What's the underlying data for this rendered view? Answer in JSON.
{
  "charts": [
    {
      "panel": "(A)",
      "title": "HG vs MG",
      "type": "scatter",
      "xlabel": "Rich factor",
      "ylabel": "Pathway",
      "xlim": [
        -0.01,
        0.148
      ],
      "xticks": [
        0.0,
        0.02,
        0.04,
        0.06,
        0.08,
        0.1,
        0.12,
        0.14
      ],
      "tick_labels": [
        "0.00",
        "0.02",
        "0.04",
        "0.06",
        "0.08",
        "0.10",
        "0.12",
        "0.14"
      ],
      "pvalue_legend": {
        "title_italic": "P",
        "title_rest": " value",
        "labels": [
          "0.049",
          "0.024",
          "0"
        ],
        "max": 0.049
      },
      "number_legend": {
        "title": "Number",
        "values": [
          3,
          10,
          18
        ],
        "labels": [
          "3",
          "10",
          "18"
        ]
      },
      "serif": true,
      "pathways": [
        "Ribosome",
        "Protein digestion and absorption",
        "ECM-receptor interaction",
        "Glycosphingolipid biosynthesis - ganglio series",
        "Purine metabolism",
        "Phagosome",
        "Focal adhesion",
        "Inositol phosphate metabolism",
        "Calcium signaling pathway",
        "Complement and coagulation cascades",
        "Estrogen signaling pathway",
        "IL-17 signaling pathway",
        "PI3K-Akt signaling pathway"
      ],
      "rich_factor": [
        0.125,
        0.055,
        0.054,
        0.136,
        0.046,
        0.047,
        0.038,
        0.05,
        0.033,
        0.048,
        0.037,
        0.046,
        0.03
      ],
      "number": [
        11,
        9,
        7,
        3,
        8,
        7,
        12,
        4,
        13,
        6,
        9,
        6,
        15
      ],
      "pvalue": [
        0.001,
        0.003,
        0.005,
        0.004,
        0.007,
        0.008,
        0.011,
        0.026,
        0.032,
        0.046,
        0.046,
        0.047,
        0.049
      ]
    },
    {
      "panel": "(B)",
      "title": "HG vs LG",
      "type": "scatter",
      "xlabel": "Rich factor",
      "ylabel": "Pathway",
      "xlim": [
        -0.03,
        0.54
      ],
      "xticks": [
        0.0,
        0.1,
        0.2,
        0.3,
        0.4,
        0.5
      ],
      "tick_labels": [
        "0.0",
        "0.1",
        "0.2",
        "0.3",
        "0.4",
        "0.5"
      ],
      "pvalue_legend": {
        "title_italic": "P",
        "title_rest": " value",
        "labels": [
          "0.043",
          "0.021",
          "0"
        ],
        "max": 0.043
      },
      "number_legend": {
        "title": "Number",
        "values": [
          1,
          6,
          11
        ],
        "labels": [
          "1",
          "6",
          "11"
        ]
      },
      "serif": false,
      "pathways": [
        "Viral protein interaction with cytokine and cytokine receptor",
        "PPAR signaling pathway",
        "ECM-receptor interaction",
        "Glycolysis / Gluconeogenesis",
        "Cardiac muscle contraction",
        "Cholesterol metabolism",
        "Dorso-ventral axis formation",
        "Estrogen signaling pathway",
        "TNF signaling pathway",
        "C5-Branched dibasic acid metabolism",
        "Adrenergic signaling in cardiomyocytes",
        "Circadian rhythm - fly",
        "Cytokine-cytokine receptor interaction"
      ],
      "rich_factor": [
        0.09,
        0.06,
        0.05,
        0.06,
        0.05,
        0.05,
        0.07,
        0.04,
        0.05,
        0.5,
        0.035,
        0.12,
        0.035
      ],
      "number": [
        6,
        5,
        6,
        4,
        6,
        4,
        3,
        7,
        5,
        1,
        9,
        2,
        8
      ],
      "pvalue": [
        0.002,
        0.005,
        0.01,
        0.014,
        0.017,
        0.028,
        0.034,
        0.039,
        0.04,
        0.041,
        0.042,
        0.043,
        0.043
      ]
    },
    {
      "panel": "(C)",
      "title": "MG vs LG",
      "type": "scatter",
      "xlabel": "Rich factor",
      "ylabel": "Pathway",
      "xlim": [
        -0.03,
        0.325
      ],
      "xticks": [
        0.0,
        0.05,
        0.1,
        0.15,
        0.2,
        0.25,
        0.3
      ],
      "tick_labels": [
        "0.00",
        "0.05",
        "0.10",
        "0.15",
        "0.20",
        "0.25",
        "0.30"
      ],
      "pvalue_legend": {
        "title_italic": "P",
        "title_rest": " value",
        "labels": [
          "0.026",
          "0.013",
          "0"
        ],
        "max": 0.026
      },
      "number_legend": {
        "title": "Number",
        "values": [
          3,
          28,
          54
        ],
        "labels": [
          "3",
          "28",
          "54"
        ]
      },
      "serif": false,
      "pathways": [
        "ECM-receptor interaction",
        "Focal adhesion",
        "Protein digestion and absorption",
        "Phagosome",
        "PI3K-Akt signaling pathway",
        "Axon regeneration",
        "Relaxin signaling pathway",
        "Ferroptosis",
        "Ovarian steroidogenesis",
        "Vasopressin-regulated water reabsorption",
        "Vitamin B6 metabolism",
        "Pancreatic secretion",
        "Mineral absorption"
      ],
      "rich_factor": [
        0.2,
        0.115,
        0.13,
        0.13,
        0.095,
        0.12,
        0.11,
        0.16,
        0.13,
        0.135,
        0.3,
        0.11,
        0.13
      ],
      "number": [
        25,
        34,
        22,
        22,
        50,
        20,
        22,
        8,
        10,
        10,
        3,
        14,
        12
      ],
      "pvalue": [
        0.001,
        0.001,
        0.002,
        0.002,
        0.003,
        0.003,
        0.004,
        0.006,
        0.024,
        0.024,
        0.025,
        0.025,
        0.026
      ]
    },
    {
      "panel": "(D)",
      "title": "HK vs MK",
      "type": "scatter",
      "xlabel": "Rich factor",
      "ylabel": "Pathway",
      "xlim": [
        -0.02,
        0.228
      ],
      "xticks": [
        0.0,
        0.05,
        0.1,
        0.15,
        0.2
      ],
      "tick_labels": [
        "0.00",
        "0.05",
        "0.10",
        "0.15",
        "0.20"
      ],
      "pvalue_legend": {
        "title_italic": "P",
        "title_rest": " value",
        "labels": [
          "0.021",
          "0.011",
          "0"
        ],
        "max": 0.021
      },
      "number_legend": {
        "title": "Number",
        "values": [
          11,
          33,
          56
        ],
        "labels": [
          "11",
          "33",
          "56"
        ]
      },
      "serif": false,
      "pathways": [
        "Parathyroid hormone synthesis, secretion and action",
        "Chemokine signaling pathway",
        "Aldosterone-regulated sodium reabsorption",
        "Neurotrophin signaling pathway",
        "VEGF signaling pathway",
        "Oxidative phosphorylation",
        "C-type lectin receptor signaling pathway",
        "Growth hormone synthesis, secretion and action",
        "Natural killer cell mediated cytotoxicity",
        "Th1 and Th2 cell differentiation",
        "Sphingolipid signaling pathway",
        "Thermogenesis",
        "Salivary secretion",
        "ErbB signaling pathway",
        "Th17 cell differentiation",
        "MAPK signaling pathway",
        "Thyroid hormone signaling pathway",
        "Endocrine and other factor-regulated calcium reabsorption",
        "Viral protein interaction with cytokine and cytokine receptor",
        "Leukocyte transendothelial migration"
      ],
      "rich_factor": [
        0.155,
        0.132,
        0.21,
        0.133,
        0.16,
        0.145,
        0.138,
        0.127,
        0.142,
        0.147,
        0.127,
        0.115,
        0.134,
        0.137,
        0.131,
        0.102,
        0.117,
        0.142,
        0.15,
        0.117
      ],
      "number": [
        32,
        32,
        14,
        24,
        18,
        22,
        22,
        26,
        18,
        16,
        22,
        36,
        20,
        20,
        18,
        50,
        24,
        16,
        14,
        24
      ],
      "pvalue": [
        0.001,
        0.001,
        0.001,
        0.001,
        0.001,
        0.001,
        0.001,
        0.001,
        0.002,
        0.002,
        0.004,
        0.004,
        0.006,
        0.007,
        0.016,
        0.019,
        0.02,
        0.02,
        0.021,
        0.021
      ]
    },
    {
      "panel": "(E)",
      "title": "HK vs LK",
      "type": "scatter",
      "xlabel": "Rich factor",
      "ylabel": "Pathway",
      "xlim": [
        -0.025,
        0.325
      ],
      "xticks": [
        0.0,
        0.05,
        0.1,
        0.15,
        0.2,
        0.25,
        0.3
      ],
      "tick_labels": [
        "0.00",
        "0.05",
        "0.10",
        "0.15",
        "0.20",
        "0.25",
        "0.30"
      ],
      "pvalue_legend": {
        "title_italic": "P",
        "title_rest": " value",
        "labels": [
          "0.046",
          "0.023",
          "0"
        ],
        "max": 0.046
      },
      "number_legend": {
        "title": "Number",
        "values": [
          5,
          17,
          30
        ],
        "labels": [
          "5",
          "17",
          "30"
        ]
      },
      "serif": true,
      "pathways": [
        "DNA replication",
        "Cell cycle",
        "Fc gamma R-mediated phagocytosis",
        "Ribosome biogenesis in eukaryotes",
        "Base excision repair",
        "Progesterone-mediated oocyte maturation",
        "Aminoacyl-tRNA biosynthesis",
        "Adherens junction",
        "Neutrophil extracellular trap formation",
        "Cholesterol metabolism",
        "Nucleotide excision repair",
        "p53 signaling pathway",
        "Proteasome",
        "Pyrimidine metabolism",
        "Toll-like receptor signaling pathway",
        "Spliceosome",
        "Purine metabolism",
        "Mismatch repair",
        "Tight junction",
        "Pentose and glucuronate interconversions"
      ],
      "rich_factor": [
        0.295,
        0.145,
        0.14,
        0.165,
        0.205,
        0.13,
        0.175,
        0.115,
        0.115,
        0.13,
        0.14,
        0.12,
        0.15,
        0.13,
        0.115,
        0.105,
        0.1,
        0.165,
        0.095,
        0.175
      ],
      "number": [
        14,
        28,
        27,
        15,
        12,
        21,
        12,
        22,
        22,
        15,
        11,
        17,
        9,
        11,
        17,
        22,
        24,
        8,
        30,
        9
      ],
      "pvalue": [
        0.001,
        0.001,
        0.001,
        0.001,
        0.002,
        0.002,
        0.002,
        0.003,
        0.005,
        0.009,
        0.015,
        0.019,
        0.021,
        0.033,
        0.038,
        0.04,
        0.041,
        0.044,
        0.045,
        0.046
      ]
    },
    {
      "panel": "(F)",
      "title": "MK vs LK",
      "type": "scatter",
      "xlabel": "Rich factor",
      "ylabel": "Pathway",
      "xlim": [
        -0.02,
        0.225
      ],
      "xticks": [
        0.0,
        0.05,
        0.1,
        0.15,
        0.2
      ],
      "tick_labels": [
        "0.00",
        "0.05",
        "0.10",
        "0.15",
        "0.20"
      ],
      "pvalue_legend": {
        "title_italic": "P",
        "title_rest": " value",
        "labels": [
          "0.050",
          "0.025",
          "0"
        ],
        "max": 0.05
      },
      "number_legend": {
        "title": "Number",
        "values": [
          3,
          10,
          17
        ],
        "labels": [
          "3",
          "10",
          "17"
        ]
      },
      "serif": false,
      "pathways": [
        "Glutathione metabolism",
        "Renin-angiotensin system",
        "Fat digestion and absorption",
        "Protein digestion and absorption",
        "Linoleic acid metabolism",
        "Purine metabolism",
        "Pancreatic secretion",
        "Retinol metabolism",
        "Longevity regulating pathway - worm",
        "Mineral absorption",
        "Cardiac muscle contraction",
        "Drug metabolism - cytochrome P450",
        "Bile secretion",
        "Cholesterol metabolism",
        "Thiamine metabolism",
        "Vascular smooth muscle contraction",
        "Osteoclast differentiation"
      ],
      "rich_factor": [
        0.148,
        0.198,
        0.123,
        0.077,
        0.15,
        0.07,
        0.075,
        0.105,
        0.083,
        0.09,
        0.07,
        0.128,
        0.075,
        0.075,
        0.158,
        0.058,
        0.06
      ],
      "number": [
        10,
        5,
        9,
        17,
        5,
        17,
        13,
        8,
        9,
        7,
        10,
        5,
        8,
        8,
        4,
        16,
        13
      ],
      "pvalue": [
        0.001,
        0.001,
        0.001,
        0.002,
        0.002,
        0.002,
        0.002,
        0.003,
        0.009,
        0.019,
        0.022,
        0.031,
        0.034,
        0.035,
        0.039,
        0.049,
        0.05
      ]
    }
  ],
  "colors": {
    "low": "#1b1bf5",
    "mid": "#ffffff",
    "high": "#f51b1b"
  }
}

+===+

Return each line in the records that holds the string "excision".

● **SOLVED EXERCISE**
        "Base excision repair",
        "Nucleotide excision repair",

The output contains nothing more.